> [Exercise input]
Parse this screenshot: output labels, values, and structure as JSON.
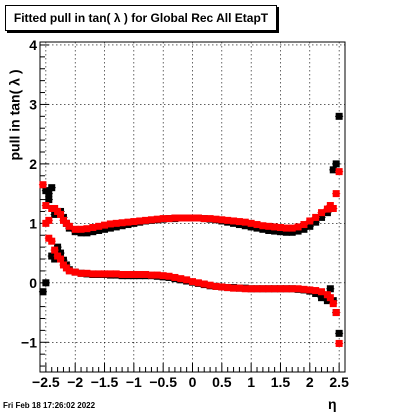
{
  "chart_data": {
    "type": "scatter",
    "title": "Fitted pull in tan( λ ) for Global Rec All EtapT",
    "xlabel": "η",
    "ylabel": "pull in tan( λ )",
    "xlim": [
      -2.6,
      2.6
    ],
    "ylim": [
      -1.5,
      4.05
    ],
    "x_ticks": [
      -2.5,
      -2,
      -1.5,
      -1,
      -0.5,
      0,
      0.5,
      1,
      1.5,
      2,
      2.5
    ],
    "x_tick_labels": [
      "−2.5",
      "−2",
      "−1.5",
      "−1",
      "−0.5",
      "0",
      "0.5",
      "1",
      "1.5",
      "2",
      "2.5"
    ],
    "y_ticks": [
      -1,
      0,
      1,
      2,
      3,
      4
    ],
    "y_tick_labels": [
      "−1",
      "0",
      "1",
      "2",
      "3",
      "4"
    ],
    "grid": true,
    "series": [
      {
        "color": "#000000",
        "x": [
          -2.5,
          -2.45,
          -2.4,
          -2.35,
          -2.3,
          -2.25,
          -2.2,
          -2.15,
          -2.1,
          -2.0,
          -1.9,
          -1.8,
          -1.7,
          -1.6,
          -1.5,
          -1.4,
          -1.3,
          -1.2,
          -1.1,
          -1.0,
          -0.9,
          -0.8,
          -0.7,
          -0.6,
          -0.5,
          -0.4,
          -0.3,
          -0.2,
          -0.1,
          0.0,
          0.1,
          0.2,
          0.3,
          0.4,
          0.5,
          0.6,
          0.7,
          0.8,
          0.9,
          1.0,
          1.1,
          1.2,
          1.3,
          1.4,
          1.5,
          1.6,
          1.7,
          1.8,
          1.9,
          2.0,
          2.1,
          2.2,
          2.3,
          2.35,
          2.4,
          2.45,
          2.5
        ],
        "y": [
          1.55,
          1.5,
          1.6,
          1.15,
          1.2,
          1.2,
          1.1,
          1.0,
          0.92,
          0.86,
          0.84,
          0.84,
          0.86,
          0.88,
          0.9,
          0.92,
          0.94,
          0.96,
          0.98,
          1.0,
          1.02,
          1.04,
          1.05,
          1.06,
          1.07,
          1.08,
          1.08,
          1.09,
          1.09,
          1.09,
          1.09,
          1.08,
          1.07,
          1.06,
          1.04,
          1.02,
          1.0,
          0.98,
          0.96,
          0.94,
          0.92,
          0.9,
          0.88,
          0.87,
          0.86,
          0.85,
          0.85,
          0.87,
          0.9,
          0.95,
          1.02,
          1.1,
          1.18,
          1.25,
          1.9,
          2.0,
          2.8
        ]
      },
      {
        "color": "#000000",
        "x": [
          -2.55,
          -2.5,
          -2.45,
          -2.4,
          -2.35,
          -2.3,
          -2.25,
          -2.2,
          -2.15,
          -2.1,
          -2.0,
          -1.9,
          -1.8,
          -1.7,
          -1.6,
          -1.5,
          -1.4,
          -1.3,
          -1.2,
          -1.1,
          -1.0,
          -0.9,
          -0.8,
          -0.7,
          -0.6,
          -0.5,
          -0.4,
          -0.3,
          -0.2,
          -0.1,
          0.0,
          0.1,
          0.2,
          0.3,
          0.4,
          0.5,
          0.6,
          0.7,
          0.8,
          0.9,
          1.0,
          1.1,
          1.2,
          1.3,
          1.4,
          1.5,
          1.6,
          1.7,
          1.8,
          1.9,
          2.0,
          2.1,
          2.2,
          2.3,
          2.35,
          2.4,
          2.45,
          2.5
        ],
        "y": [
          -0.15,
          0.0,
          1.4,
          0.45,
          0.4,
          0.6,
          0.5,
          0.38,
          0.3,
          0.22,
          0.18,
          0.16,
          0.15,
          0.14,
          0.14,
          0.14,
          0.13,
          0.13,
          0.12,
          0.12,
          0.12,
          0.12,
          0.12,
          0.12,
          0.11,
          0.1,
          0.09,
          0.07,
          0.05,
          0.03,
          0.01,
          -0.01,
          -0.03,
          -0.05,
          -0.06,
          -0.07,
          -0.08,
          -0.08,
          -0.09,
          -0.09,
          -0.1,
          -0.1,
          -0.1,
          -0.1,
          -0.1,
          -0.1,
          -0.1,
          -0.1,
          -0.11,
          -0.12,
          -0.14,
          -0.18,
          -0.25,
          -0.3,
          -0.1,
          -0.3,
          -0.5,
          -0.85
        ]
      },
      {
        "color": "#ff0000",
        "x": [
          -2.55,
          -2.5,
          -2.45,
          -2.4,
          -2.35,
          -2.3,
          -2.25,
          -2.2,
          -2.15,
          -2.1,
          -2.0,
          -1.9,
          -1.8,
          -1.7,
          -1.6,
          -1.5,
          -1.4,
          -1.3,
          -1.2,
          -1.1,
          -1.0,
          -0.9,
          -0.8,
          -0.7,
          -0.6,
          -0.5,
          -0.4,
          -0.3,
          -0.2,
          -0.1,
          0.0,
          0.1,
          0.2,
          0.3,
          0.4,
          0.5,
          0.6,
          0.7,
          0.8,
          0.9,
          1.0,
          1.1,
          1.2,
          1.3,
          1.4,
          1.5,
          1.6,
          1.7,
          1.8,
          1.9,
          2.0,
          2.1,
          2.2,
          2.3,
          2.35,
          2.4,
          2.45,
          2.5
        ],
        "y": [
          1.65,
          1.3,
          1.05,
          1.25,
          1.25,
          1.2,
          1.15,
          1.05,
          1.0,
          0.95,
          0.9,
          0.9,
          0.91,
          0.93,
          0.95,
          0.97,
          0.99,
          1.0,
          1.01,
          1.02,
          1.03,
          1.04,
          1.05,
          1.06,
          1.07,
          1.08,
          1.08,
          1.09,
          1.09,
          1.09,
          1.09,
          1.09,
          1.08,
          1.08,
          1.07,
          1.06,
          1.05,
          1.04,
          1.03,
          1.02,
          1.0,
          0.98,
          0.96,
          0.95,
          0.94,
          0.93,
          0.92,
          0.92,
          0.94,
          0.98,
          1.04,
          1.1,
          1.18,
          1.24,
          1.3,
          1.25,
          1.5,
          1.87
        ]
      },
      {
        "color": "#ff0000",
        "x": [
          -2.5,
          -2.45,
          -2.4,
          -2.35,
          -2.3,
          -2.25,
          -2.2,
          -2.15,
          -2.1,
          -2.0,
          -1.9,
          -1.8,
          -1.7,
          -1.6,
          -1.5,
          -1.4,
          -1.3,
          -1.2,
          -1.1,
          -1.0,
          -0.9,
          -0.8,
          -0.7,
          -0.6,
          -0.5,
          -0.4,
          -0.3,
          -0.2,
          -0.1,
          0.0,
          0.1,
          0.2,
          0.3,
          0.4,
          0.5,
          0.6,
          0.7,
          0.8,
          0.9,
          1.0,
          1.1,
          1.2,
          1.3,
          1.4,
          1.5,
          1.6,
          1.7,
          1.8,
          1.9,
          2.0,
          2.1,
          2.2,
          2.3,
          2.35,
          2.4,
          2.45,
          2.5
        ],
        "y": [
          1.0,
          0.75,
          0.7,
          0.55,
          0.45,
          0.4,
          0.3,
          0.25,
          0.2,
          0.18,
          0.16,
          0.16,
          0.15,
          0.15,
          0.15,
          0.15,
          0.15,
          0.14,
          0.14,
          0.14,
          0.14,
          0.14,
          0.13,
          0.13,
          0.12,
          0.11,
          0.09,
          0.07,
          0.05,
          0.02,
          0.0,
          -0.02,
          -0.04,
          -0.06,
          -0.07,
          -0.08,
          -0.09,
          -0.09,
          -0.1,
          -0.1,
          -0.1,
          -0.1,
          -0.1,
          -0.1,
          -0.1,
          -0.1,
          -0.1,
          -0.1,
          -0.11,
          -0.12,
          -0.13,
          -0.15,
          -0.2,
          -0.25,
          -0.35,
          -0.5,
          -1.02
        ]
      }
    ]
  },
  "timestamp": "Fri Feb 18 17:26:02 2022"
}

> [Task to carry out] Which lines include "pull"? Copy each of them out.

> [Exercise result]
    "title": "Fitted pull in tan( λ ) for Global Rec All EtapT",
    "ylabel": "pull in tan( λ )",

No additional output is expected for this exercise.